== TASK INPUT
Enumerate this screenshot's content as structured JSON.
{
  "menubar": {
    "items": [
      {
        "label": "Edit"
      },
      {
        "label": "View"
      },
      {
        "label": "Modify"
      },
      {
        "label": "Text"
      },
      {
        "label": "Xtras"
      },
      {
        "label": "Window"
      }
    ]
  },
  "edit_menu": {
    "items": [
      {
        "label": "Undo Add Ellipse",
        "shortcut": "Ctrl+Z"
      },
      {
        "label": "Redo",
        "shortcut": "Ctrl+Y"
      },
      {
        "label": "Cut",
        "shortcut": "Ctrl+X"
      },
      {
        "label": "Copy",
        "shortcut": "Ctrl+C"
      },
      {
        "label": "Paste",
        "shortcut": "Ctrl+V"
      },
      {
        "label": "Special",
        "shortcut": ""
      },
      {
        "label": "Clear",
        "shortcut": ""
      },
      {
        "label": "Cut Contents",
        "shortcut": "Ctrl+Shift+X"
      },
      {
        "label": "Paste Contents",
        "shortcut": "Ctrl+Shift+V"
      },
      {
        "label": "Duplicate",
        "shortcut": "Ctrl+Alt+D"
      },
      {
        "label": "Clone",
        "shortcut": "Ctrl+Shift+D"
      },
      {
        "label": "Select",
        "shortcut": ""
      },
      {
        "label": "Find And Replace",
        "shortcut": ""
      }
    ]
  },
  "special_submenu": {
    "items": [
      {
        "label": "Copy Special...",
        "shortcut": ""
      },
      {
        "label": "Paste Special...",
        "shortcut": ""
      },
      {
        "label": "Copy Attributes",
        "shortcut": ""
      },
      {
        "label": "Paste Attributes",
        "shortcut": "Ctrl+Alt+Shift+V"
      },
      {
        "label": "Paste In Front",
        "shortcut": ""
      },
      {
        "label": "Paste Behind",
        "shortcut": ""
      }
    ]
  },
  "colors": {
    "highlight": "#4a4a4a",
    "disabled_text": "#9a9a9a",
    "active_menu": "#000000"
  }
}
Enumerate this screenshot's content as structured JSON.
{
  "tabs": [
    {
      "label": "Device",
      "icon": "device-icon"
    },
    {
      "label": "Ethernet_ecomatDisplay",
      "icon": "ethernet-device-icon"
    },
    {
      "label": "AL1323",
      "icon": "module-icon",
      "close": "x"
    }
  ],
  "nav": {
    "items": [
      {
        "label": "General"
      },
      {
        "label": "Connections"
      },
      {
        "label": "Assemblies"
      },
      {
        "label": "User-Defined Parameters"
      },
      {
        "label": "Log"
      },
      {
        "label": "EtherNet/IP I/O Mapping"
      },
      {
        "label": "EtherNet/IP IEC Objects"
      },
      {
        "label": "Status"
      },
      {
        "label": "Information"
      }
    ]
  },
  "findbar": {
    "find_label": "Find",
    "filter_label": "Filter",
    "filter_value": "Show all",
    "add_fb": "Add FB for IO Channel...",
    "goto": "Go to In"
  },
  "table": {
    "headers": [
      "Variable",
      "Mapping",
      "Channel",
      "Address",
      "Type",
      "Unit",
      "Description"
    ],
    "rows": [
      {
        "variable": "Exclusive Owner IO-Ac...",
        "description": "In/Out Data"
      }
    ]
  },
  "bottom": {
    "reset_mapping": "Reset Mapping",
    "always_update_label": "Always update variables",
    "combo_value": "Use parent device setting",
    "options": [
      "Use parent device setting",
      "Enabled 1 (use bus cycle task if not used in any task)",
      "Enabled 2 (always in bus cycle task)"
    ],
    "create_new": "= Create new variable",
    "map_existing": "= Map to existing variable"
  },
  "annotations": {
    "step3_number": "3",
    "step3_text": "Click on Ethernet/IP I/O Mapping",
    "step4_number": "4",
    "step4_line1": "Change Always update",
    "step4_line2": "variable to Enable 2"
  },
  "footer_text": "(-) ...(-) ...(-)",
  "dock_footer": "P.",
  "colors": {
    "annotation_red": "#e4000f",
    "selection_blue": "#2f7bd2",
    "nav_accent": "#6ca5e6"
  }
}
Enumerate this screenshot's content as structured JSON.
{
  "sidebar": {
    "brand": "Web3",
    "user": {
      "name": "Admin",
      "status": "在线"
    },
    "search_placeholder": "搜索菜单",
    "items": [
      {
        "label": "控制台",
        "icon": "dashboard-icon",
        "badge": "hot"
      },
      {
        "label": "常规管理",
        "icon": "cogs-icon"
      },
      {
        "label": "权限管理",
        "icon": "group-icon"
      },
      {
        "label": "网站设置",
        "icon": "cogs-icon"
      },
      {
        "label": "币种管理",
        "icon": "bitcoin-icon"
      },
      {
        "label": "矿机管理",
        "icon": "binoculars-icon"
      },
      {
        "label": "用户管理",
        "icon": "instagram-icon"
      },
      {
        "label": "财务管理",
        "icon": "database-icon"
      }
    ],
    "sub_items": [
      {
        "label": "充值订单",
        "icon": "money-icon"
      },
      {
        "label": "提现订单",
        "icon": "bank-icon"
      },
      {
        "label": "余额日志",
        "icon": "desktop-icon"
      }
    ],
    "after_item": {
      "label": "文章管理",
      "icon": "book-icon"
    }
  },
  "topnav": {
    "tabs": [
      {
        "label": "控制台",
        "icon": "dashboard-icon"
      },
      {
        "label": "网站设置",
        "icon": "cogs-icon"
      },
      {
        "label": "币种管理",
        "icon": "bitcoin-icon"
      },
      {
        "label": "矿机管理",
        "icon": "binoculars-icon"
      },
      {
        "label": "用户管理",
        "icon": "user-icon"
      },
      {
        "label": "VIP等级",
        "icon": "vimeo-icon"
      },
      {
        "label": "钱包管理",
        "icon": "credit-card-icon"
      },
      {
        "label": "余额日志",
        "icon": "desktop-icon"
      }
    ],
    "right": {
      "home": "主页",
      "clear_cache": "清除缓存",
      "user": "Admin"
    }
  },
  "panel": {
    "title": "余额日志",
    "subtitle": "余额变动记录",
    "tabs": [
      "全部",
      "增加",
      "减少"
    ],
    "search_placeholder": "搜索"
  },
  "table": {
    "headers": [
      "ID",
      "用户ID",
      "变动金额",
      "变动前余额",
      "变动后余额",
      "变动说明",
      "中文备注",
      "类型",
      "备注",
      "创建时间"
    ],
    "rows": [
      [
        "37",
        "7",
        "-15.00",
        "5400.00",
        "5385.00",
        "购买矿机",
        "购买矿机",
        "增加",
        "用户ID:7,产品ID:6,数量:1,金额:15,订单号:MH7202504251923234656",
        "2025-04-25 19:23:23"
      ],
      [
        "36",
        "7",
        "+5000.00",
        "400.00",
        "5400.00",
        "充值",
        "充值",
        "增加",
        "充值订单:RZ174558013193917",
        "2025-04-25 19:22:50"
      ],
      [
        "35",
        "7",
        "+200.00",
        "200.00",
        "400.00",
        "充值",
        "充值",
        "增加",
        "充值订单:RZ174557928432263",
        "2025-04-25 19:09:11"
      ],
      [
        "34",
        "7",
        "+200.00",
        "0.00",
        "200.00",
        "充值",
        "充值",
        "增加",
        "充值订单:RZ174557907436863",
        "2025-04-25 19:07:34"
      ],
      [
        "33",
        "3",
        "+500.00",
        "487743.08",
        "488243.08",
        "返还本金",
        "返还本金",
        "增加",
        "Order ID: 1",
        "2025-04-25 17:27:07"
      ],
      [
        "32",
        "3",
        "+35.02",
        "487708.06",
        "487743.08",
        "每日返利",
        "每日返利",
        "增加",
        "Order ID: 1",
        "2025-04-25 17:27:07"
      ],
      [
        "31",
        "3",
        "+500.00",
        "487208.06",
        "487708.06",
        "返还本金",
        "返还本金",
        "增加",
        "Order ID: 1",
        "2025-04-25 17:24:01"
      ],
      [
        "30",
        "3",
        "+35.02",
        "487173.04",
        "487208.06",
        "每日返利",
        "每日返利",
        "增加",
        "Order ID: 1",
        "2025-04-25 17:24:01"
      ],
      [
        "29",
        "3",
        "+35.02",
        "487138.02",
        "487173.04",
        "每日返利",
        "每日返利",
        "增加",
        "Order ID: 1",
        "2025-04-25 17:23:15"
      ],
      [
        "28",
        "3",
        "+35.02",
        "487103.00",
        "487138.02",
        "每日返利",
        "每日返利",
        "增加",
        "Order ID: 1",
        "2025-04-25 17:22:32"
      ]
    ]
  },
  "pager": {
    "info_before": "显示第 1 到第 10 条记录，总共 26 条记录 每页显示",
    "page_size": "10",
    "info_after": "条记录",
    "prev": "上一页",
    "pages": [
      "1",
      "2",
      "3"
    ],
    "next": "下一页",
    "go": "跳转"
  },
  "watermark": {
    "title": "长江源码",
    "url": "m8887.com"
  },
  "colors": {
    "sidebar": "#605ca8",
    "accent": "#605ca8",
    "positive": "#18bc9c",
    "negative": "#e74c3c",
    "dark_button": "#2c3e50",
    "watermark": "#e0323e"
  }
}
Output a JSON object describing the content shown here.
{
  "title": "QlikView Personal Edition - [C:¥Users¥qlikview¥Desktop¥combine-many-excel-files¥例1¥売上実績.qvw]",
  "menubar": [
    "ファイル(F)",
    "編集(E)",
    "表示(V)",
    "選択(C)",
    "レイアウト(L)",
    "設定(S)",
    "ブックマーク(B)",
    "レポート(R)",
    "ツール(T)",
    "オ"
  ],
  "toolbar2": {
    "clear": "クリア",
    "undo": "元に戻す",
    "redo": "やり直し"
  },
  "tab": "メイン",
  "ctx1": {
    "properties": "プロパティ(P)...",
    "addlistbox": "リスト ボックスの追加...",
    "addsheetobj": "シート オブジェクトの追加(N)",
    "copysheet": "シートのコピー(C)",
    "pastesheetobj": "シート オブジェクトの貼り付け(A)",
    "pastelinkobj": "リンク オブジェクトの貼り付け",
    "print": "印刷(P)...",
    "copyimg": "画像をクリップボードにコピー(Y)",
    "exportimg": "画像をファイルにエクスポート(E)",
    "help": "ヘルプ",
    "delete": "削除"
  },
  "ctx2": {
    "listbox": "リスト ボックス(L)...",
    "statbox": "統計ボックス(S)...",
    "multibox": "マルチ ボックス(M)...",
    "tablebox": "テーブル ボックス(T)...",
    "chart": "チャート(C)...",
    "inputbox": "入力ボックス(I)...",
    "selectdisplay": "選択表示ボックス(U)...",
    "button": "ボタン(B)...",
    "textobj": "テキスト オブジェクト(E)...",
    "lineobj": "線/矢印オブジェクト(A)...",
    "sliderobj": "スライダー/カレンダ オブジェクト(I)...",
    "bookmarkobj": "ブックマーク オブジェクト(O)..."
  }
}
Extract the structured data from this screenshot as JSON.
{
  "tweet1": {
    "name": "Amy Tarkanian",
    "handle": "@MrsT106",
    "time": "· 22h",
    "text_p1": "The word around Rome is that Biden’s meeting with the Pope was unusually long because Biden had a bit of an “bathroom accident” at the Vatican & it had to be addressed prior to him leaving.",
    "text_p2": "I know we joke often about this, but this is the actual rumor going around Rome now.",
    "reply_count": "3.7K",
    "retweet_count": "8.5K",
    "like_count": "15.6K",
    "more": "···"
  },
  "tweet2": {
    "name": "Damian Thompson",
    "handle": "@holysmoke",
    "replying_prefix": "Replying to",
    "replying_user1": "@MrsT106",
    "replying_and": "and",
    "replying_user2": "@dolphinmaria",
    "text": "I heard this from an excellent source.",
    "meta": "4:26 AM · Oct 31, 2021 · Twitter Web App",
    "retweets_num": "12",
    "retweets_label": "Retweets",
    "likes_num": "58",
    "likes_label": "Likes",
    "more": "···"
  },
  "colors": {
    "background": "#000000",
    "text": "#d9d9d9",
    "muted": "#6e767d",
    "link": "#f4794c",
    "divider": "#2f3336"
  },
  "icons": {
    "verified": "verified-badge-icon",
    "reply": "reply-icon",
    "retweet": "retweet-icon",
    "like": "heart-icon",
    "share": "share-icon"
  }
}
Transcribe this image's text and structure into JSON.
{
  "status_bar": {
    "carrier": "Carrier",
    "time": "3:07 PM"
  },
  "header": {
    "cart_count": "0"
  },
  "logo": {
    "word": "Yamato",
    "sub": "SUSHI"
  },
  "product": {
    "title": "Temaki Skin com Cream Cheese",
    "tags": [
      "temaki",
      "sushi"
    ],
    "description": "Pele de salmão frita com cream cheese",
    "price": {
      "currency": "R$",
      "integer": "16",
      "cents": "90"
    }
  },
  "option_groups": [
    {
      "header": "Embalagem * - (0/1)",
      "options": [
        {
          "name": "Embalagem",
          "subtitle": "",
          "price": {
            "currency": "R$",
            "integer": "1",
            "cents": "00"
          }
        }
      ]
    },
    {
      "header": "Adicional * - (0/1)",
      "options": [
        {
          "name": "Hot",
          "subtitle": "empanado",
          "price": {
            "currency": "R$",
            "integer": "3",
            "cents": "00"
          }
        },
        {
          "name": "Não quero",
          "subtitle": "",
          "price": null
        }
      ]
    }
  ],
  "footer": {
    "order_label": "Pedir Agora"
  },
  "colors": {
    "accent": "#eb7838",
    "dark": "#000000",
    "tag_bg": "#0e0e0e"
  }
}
====
### WHAT TO PRODUCE
Count the lines above that contain the word "Rome". Give only the number.

### FINISHED TASK
2